Objective: Extract the whole listing as it stands. Do not include the pictures.

Data for processing:
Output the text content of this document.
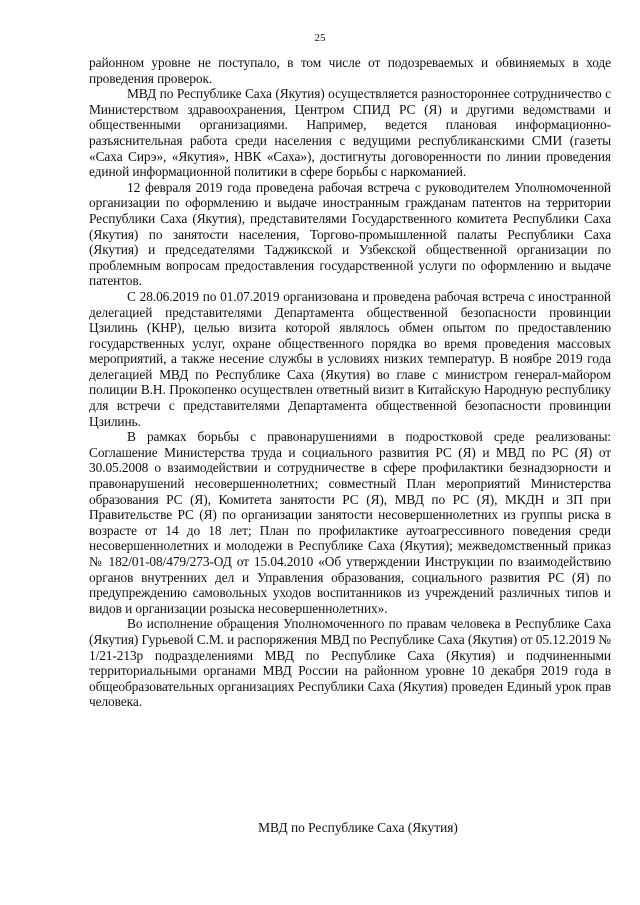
25

районном уровне не поступало, в том числе от подозреваемых и обвиняемых в ходе проведения проверок.

МВД по Республике Саха (Якутия) осуществляется разностороннее сотрудничество с Министерством здравоохранения, Центром СПИД РС (Я) и другими ведомствами и общественными организациями. Например, ведется плановая информационно-разъяснительная работа среди населения с ведущими республиканскими СМИ (газеты «Саха Сирэ», «Якутия», НВК «Саха»), достигнуты договоренности по линии проведения единой информационной политики в сфере борьбы с наркоманией.

12 февраля 2019 года проведена рабочая встреча с руководителем Уполномоченной организации по оформлению и выдаче иностранным гражданам патентов на территории Республики Саха (Якутия), представителями Государственного комитета Республики Саха (Якутия) по занятости населения, Торгово-промышленной палаты Республики Саха (Якутия) и председателями Таджикской и Узбекской общественной организации по проблемным вопросам предоставления государственной услуги по оформлению и выдаче патентов.

С 28.06.2019 по 01.07.2019 организована и проведена рабочая встреча с иностранной делегацией представителями Департамента общественной безопасности провинции Цзилинь (КНР), целью визита которой являлось обмен опытом по предоставлению государственных услуг, охране общественного порядка во время проведения массовых мероприятий, а также несение службы в условиях низких температур. В ноябре 2019 года делегацией МВД по Республике Саха (Якутия) во главе с министром генерал-майором полиции В.Н. Прокопенко осуществлен ответный визит в Китайскую Народную республику для встречи с представителями Департамента общественной безопасности провинции Цзилинь.

В рамках борьбы с правонарушениями в подростковой среде реализованы: Соглашение Министерства труда и социального развития РС (Я) и МВД по РС (Я) от 30.05.2008 о взаимодействии и сотрудничестве в сфере профилактики безнадзорности и правонарушений несовершеннолетних; совместный План мероприятий Министерства образования РС (Я), Комитета занятости РС (Я), МВД по РС (Я), МКДН и ЗП при Правительстве РС (Я) по организации занятости несовершеннолетних из группы риска в возрасте от 14 до 18 лет; План по профилактике аутоагрессивного поведения среди несовершеннолетних и молодежи в Республике Саха (Якутия); межведомственный приказ № 182/01-08/479/273-ОД от 15.04.2010 «Об утверждении Инструкции по взаимодействию органов внутренних дел и Управления образования, социального развития РС (Я) по предупреждению самовольных уходов воспитанников из учреждений различных типов и видов и организации розыска несовершеннолетних».

Во исполнение обращения Уполномоченного по правам человека в Республике Саха (Якутия) Гурьевой С.М. и распоряжения МВД по Республике Саха (Якутия) от 05.12.2019 № 1/21-213р подразделениями МВД по Республике Саха (Якутия) и подчиненными территориальными органами МВД России на районном уровне 10 декабря 2019 года в общеобразовательных организациях Республики Саха (Якутия) проведен Единый урок прав человека.

МВД по Республике Саха (Якутия)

Task output:
Output the text content of this document.
25

районном уровне не поступало, в том числе от подозреваемых и обвиняемых в ходе проведения проверок.

МВД по Республике Саха (Якутия) осуществляется разностороннее сотрудничество с Министерством здравоохранения, Центром СПИД РС (Я) и другими ведомствами и общественными организациями. Например, ведется плановая информационно-разъяснительная работа среди населения с ведущими республиканскими СМИ (газеты «Саха Сирэ», «Якутия», НВК «Саха»), достигнуты договоренности по линии проведения единой информационной политики в сфере борьбы с наркоманией.

12 февраля 2019 года проведена рабочая встреча с руководителем Уполномоченной организации по оформлению и выдаче иностранным гражданам патентов на территории Республики Саха (Якутия), представителями Государственного комитета Республики Саха (Якутия) по занятости населения, Торгово-промышленной палаты Республики Саха (Якутия) и председателями Таджикской и Узбекской общественной организации по проблемным вопросам предоставления государственной услуги по оформлению и выдаче патентов.

С 28.06.2019 по 01.07.2019 организована и проведена рабочая встреча с иностранной делегацией представителями Департамента общественной безопасности провинции Цзилинь (КНР), целью визита которой являлось обмен опытом по предоставлению государственных услуг, охране общественного порядка во время проведения массовых мероприятий, а также несение службы в условиях низких температур. В ноябре 2019 года делегацией МВД по Республике Саха (Якутия) во главе с министром генерал-майором полиции В.Н. Прокопенко осуществлен ответный визит в Китайскую Народную республику для встречи с представителями Департамента общественной безопасности провинции Цзилинь.

В рамках борьбы с правонарушениями в подростковой среде реализованы: Соглашение Министерства труда и социального развития РС (Я) и МВД по РС (Я) от 30.05.2008 о взаимодействии и сотрудничестве в сфере профилактики безнадзорности и правонарушений несовершеннолетних; совместный План мероприятий Министерства образования РС (Я), Комитета занятости РС (Я), МВД по РС (Я), МКДН и ЗП при Правительстве РС (Я) по организации занятости несовершеннолетних из группы риска в возрасте от 14 до 18 лет; План по профилактике аутоагрессивного поведения среди несовершеннолетних и молодежи в Республике Саха (Якутия); межведомственный приказ № 182/01-08/479/273-ОД от 15.04.2010 «Об утверждении Инструкции по взаимодействию органов внутренних дел и Управления образования, социального развития РС (Я) по предупреждению самовольных уходов воспитанников из учреждений различных типов и видов и организации розыска несовершеннолетних».

Во исполнение обращения Уполномоченного по правам человека в Республике Саха (Якутия) Гурьевой С.М. и распоряжения МВД по Республике Саха (Якутия) от 05.12.2019 № 1/21-213р подразделениями МВД по Республике Саха (Якутия) и подчиненными территориальными органами МВД России на районном уровне 10 декабря 2019 года в общеобразовательных организациях Республики Саха (Якутия) проведен Единый урок прав человека.

МВД по Республике Саха (Якутия)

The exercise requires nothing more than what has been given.